PASSAGE TO READ:

======

Recently, Yosemite Conservancy worked with two speech-language pathologists to make the activities accessible for all children including those with complex learning, communication, motor and/or sensory challenges. Now, with family or caregivers as partners, children between the ages of 4 and 12 can complete their choice of five or more adapted activities to earn a Junior Ranger badge. Children do not need to speak, hold a pencil to write or draw, or use hearing or sight to complete the adapted activities.
Yosemite is the nation’s third oldest national park. It has a multitude of natural and cultural features, meriting its designation as one of 24 World Heritage Sites in the US. Yosemite is truly a national treasure filled with majestic scenery, a variety of wildlife, unique geologic formations, giant sequoia trees, and a history of Native people who have lived there for thousands of years. As a national park, it is meant to be available for access to the public without restrictions based on income, class or ability.
The Junior Ranger Program, one of the most beloved traditions of the National Park Service, was created to help children discover and learn about the environment they are visiting. It exists in most national parks and supports children in experiencing the well-documented benefits of spending time outdoors by participating in fun and educational experiences related to the parks.
In 2020, Yosemite Conservancy decided to revise their Junior Ranger Handbook with a goal of providing more inclusive representation and expanding access to the park’s youngest visitors. They wanted to make sure that children with a range of communication abilities could complete the activities to earn a Junior Ranger badge. The Conservancy contacted Penelope Hatch and Nancy Quick, two speech-language pathologists at the Center for Literacy and Disability Studies at the University of North Carolina at Chapel Hill, to review and evaluate the accessibility of the activities.
The review revealed several barriers. First, many activities relied on vision and hearing without the option of using other senses to capture experiences and impressions of the park. Second, children were required to communicate about these experiences through speech, signs, symbols or writing with vocabulary or ideas that may not yet be familiar to them. This unintentionally excluded children who are beginning communicators and still learning to use language. It also created a barrier for children who have difficulty holding and controlling a pencil for writing and drawing. According to Yosemite Conservancy’s Chief of Yosemite Operations, Adonia Ripple, “The level of adaptation needed was enlightening.”

======

RAW DATA:
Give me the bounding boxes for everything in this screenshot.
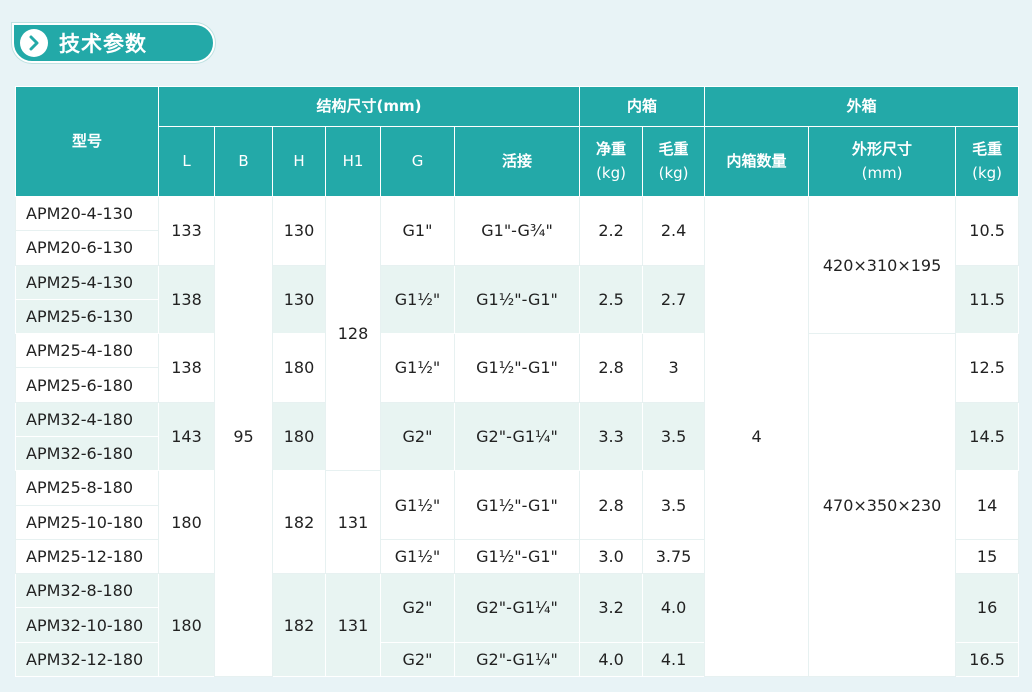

======

STATED EXERCISE: According to the text about Yosemite's Junior Ranger activities, how many adapted activities must children complete to earn a Junior Ranger badge? Answer from the text only.

OUTPUT: Children complete their choice of five or more adapted activities.